(Stored entries)
☆ ☆ ☆ ☆ ☆
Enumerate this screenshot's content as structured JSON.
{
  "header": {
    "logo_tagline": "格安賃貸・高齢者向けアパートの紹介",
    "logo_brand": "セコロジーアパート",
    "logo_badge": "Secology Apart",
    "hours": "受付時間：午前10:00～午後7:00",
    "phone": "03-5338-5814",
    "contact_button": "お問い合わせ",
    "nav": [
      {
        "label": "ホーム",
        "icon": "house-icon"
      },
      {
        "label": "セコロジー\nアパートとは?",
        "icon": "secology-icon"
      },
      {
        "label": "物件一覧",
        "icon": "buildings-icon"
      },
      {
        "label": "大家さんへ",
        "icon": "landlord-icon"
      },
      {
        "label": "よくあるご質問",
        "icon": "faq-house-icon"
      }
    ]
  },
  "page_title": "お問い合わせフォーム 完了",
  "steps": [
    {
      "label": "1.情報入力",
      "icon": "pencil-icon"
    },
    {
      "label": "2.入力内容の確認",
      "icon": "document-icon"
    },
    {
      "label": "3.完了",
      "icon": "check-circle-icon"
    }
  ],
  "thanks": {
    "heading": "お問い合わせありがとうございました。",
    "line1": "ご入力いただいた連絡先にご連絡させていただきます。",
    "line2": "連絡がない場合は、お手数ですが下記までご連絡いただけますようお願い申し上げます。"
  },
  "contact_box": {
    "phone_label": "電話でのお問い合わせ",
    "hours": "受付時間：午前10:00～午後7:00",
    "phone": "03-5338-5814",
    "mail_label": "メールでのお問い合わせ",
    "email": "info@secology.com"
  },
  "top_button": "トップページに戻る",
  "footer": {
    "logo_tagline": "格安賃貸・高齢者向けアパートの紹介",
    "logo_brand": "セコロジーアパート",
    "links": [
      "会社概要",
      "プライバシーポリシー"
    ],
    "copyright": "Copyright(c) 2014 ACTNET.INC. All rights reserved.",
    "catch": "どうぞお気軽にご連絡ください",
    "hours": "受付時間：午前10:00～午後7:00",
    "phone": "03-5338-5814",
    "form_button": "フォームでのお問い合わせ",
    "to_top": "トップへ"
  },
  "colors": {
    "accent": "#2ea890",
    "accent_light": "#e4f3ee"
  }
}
☆ ☆ ☆ ☆ ☆
Work to complete:
Each line of the material above needs to be quoted exactly, please.

Expected answer:
Enumerate this screenshot's content as structured JSON.
{
  "header": {
    "logo_tagline": "格安賃貸・高齢者向けアパートの紹介",
    "logo_brand": "セコロジーアパート",
    "logo_badge": "Secology Apart",
    "hours": "受付時間：午前10:00～午後7:00",
    "phone": "03-5338-5814",
    "contact_button": "お問い合わせ",
    "nav": [
      {
        "label": "ホーム",
        "icon": "house-icon"
      },
      {
        "label": "セコロジー\nアパートとは?",
        "icon": "secology-icon"
      },
      {
        "label": "物件一覧",
        "icon": "buildings-icon"
      },
      {
        "label": "大家さんへ",
        "icon": "landlord-icon"
      },
      {
        "label": "よくあるご質問",
        "icon": "faq-house-icon"
      }
    ]
  },
  "page_title": "お問い合わせフォーム 完了",
  "steps": [
    {
      "label": "1.情報入力",
      "icon": "pencil-icon"
    },
    {
      "label": "2.入力内容の確認",
      "icon": "document-icon"
    },
    {
      "label": "3.完了",
      "icon": "check-circle-icon"
    }
  ],
  "thanks": {
    "heading": "お問い合わせありがとうございました。",
    "line1": "ご入力いただいた連絡先にご連絡させていただきます。",
    "line2": "連絡がない場合は、お手数ですが下記までご連絡いただけますようお願い申し上げます。"
  },
  "contact_box": {
    "phone_label": "電話でのお問い合わせ",
    "hours": "受付時間：午前10:00～午後7:00",
    "phone": "03-5338-5814",
    "mail_label": "メールでのお問い合わせ",
    "email": "info@secology.com"
  },
  "top_button": "トップページに戻る",
  "footer": {
    "logo_tagline": "格安賃貸・高齢者向けアパートの紹介",
    "logo_brand": "セコロジーアパート",
    "links": [
      "会社概要",
      "プライバシーポリシー"
    ],
    "copyright": "Copyright(c) 2014 ACTNET.INC. All rights reserved.",
    "catch": "どうぞお気軽にご連絡ください",
    "hours": "受付時間：午前10:00～午後7:00",
    "phone": "03-5338-5814",
    "form_button": "フォームでのお問い合わせ",
    "to_top": "トップへ"
  },
  "colors": {
    "accent": "#2ea890",
    "accent_light": "#e4f3ee"
  }
}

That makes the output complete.